**TASK DIRECTIONS:** Write out the listing below again, precisely as it is given.

Saved data entries
# # # #

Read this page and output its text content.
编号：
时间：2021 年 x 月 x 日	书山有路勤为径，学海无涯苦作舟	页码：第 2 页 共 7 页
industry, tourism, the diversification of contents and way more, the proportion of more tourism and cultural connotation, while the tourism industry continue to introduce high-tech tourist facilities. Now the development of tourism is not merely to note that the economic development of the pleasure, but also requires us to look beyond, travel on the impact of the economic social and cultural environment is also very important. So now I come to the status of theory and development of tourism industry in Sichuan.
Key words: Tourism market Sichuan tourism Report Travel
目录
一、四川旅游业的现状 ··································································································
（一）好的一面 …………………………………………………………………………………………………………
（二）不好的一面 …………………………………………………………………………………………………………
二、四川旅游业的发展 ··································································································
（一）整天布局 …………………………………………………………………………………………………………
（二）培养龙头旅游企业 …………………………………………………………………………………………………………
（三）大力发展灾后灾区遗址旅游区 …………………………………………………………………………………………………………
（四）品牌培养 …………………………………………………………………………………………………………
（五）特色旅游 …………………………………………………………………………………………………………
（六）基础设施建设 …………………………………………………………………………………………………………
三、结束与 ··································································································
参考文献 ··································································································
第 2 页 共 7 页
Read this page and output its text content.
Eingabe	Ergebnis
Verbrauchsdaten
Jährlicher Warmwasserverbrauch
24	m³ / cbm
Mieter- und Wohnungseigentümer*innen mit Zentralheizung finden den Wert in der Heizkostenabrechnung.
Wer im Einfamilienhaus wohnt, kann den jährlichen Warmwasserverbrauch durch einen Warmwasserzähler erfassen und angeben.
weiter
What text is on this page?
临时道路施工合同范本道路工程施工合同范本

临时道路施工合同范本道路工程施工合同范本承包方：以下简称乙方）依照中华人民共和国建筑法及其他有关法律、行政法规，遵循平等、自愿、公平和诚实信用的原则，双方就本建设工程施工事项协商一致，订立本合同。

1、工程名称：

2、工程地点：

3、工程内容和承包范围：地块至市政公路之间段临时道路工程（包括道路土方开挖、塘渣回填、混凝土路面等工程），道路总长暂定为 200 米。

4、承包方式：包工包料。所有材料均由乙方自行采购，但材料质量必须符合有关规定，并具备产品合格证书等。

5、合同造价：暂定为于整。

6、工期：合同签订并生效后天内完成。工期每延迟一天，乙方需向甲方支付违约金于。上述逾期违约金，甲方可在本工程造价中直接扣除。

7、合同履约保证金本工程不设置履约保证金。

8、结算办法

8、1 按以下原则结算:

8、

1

# # # #

**TASK ANSWER:**
Read this page and output its text content.
编号：
时间：2021 年 x 月 x 日	书山有路勤为径，学海无涯苦作舟	页码：第 2 页 共 7 页
industry, tourism, the diversification of contents and way more, the proportion of more tourism and cultural connotation, while the tourism industry continue to introduce high-tech tourist facilities. Now the development of tourism is not merely to note that the economic development of the pleasure, but also requires us to look beyond, travel on the impact of the economic social and cultural environment is also very important. So now I come to the status of theory and development of tourism industry in Sichuan.
Key words: Tourism market Sichuan tourism Report Travel
目录
一、四川旅游业的现状 ··································································································
（一）好的一面 …………………………………………………………………………………………………………
（二）不好的一面 …………………………………………………………………………………………………………
二、四川旅游业的发展 ··································································································
（一）整天布局 …………………………………………………………………………………………………………
（二）培养龙头旅游企业 …………………………………………………………………………………………………………
（三）大力发展灾后灾区遗址旅游区 …………………………………………………………………………………………………………
（四）品牌培养 …………………………………………………………………………………………………………
（五）特色旅游 …………………………………………………………………………………………………………
（六）基础设施建设 …………………………………………………………………………………………………………
三、结束与 ··································································································
参考文献 ··································································································
第 2 页 共 7 页
Read this page and output its text content.
Eingabe	Ergebnis
Verbrauchsdaten
Jährlicher Warmwasserverbrauch
24	m³ / cbm
Mieter- und Wohnungseigentümer*innen mit Zentralheizung finden den Wert in der Heizkostenabrechnung.
Wer im Einfamilienhaus wohnt, kann den jährlichen Warmwasserverbrauch durch einen Warmwasserzähler erfassen und angeben.
weiter
What text is on this page?
临时道路施工合同范本道路工程施工合同范本

临时道路施工合同范本道路工程施工合同范本承包方：以下简称乙方）依照中华人民共和国建筑法及其他有关法律、行政法规，遵循平等、自愿、公平和诚实信用的原则，双方就本建设工程施工事项协商一致，订立本合同。

1、工程名称：

2、工程地点：

3、工程内容和承包范围：地块至市政公路之间段临时道路工程（包括道路土方开挖、塘渣回填、混凝土路面等工程），道路总长暂定为 200 米。

4、承包方式：包工包料。所有材料均由乙方自行采购，但材料质量必须符合有关规定，并具备产品合格证书等。

5、合同造价：暂定为于整。

6、工期：合同签订并生效后天内完成。工期每延迟一天，乙方需向甲方支付违约金于。上述逾期违约金，甲方可在本工程造价中直接扣除。

7、合同履约保证金本工程不设置履约保证金。

8、结算办法

8、1 按以下原则结算:

8、

1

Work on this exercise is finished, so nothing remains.